Items listed in a dataset
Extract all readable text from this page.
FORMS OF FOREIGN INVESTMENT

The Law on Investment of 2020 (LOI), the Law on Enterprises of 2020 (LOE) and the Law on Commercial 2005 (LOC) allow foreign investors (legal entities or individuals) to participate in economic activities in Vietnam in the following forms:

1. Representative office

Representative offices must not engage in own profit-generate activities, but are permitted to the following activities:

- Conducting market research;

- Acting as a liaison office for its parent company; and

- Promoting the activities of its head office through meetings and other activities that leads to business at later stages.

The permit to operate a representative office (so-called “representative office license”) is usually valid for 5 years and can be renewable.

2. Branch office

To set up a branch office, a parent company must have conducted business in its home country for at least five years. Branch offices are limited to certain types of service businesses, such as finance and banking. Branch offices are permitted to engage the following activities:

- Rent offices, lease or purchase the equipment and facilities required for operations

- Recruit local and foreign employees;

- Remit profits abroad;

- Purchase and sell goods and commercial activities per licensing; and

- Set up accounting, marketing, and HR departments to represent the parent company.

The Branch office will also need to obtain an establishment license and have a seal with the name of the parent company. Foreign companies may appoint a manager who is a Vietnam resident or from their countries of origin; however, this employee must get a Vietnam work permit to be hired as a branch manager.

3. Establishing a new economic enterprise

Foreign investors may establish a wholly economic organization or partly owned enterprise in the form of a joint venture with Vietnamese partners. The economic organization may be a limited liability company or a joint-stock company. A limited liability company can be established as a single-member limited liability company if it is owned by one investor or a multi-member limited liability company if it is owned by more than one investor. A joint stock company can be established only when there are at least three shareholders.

TASK STATEMENT
All of the material must be reproduced exactly.

SOLUTION TO THIS PROBLEM
Extract all readable text from this page.
FORMS OF FOREIGN INVESTMENT

The Law on Investment of 2020 (LOI), the Law on Enterprises of 2020 (LOE) and the Law on Commercial 2005 (LOC) allow foreign investors (legal entities or individuals) to participate in economic activities in Vietnam in the following forms:

1. Representative office

Representative offices must not engage in own profit-generate activities, but are permitted to the following activities:

- Conducting market research;

- Acting as a liaison office for its parent company; and

- Promoting the activities of its head office through meetings and other activities that leads to business at later stages.

The permit to operate a representative office (so-called “representative office license”) is usually valid for 5 years and can be renewable.

2. Branch office

To set up a branch office, a parent company must have conducted business in its home country for at least five years. Branch offices are limited to certain types of service businesses, such as finance and banking. Branch offices are permitted to engage the following activities:

- Rent offices, lease or purchase the equipment and facilities required for operations

- Recruit local and foreign employees;

- Remit profits abroad;

- Purchase and sell goods and commercial activities per licensing; and

- Set up accounting, marketing, and HR departments to represent the parent company.

The Branch office will also need to obtain an establishment license and have a seal with the name of the parent company. Foreign companies may appoint a manager who is a Vietnam resident or from their countries of origin; however, this employee must get a Vietnam work permit to be hired as a branch manager.

3. Establishing a new economic enterprise

Foreign investors may establish a wholly economic organization or partly owned enterprise in the form of a joint venture with Vietnamese partners. The economic organization may be a limited liability company or a joint-stock company. A limited liability company can be established as a single-member limited liability company if it is owned by one investor or a multi-member limited liability company if it is owned by more than one investor. A joint stock company can be established only when there are at least three shareholders.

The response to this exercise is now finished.